TO DO ▸
In the following material, identify every line holding the string "ombligo" and return it.

** START OF ROWS **

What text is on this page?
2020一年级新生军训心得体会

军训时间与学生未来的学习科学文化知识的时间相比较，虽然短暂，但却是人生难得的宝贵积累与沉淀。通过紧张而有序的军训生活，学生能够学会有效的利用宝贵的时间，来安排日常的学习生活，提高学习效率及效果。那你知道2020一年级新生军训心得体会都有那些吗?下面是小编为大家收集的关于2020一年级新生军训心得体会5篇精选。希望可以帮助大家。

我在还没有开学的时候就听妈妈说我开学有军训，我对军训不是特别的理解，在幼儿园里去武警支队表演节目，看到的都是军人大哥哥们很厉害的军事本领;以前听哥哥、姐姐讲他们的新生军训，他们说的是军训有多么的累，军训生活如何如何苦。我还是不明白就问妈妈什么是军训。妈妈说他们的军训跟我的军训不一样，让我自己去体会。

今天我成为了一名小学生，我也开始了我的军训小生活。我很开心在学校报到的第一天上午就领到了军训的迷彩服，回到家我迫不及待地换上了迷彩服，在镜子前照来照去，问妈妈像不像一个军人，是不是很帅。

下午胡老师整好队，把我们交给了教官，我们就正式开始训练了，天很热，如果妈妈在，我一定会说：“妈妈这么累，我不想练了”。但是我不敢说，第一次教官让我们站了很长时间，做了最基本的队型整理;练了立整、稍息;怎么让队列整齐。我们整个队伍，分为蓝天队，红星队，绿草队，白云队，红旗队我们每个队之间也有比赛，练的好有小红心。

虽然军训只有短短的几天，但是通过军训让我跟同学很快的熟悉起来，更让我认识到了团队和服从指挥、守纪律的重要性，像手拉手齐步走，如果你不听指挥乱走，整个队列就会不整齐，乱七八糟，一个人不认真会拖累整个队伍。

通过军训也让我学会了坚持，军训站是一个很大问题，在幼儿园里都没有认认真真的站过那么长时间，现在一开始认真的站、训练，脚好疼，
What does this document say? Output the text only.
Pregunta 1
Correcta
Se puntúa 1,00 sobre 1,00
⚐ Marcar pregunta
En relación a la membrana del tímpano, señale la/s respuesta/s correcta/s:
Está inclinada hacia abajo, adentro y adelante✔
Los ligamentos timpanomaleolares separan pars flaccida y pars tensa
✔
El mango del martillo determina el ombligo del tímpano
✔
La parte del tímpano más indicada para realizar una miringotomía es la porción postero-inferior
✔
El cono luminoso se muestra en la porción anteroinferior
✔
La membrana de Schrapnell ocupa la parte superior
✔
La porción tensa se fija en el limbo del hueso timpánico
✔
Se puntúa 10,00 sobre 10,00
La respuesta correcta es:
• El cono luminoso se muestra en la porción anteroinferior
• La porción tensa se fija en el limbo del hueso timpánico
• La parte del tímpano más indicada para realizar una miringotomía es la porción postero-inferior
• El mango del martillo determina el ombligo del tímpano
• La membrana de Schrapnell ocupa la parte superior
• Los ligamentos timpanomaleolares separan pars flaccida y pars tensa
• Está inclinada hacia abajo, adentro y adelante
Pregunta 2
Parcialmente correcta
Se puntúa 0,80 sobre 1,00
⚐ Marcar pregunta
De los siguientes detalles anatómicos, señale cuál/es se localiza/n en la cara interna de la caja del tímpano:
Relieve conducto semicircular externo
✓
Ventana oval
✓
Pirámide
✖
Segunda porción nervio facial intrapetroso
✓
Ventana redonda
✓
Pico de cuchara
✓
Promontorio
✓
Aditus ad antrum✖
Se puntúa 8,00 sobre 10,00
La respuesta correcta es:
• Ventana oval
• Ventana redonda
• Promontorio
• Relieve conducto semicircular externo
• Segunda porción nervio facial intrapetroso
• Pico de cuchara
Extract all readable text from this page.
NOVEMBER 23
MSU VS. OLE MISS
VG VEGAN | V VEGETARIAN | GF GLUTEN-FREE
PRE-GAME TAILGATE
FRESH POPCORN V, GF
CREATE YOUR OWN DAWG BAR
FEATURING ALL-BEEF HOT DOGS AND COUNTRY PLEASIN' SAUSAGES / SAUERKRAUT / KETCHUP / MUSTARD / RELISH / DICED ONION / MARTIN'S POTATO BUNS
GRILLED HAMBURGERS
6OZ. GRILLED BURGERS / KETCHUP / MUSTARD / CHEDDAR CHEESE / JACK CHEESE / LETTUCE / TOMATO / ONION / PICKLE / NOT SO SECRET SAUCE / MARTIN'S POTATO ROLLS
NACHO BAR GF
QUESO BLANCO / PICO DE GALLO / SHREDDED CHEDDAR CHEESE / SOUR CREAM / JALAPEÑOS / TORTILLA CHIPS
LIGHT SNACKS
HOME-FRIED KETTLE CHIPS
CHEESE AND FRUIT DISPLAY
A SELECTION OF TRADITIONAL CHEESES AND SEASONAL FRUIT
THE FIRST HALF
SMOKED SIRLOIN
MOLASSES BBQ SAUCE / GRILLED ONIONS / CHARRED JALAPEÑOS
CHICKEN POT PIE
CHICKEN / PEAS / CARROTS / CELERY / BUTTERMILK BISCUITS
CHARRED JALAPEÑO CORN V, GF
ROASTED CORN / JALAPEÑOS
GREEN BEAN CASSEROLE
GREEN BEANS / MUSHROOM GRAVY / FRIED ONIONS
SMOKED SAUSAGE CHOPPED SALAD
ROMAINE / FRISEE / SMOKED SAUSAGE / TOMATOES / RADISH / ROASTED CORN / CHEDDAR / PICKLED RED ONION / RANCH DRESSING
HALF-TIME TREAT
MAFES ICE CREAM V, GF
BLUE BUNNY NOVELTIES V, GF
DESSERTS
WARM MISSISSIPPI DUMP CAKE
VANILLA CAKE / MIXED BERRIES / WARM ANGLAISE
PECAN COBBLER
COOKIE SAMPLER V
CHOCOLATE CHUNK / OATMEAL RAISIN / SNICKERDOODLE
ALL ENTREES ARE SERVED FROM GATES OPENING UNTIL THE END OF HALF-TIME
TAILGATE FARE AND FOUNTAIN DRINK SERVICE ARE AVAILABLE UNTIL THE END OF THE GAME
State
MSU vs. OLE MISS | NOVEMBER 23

** END OF ROWS **

RESULT OF THE EXERCISE ▸
El mango del martillo determina el ombligo del tímpano
• El mango del martillo determina el ombligo del tímpano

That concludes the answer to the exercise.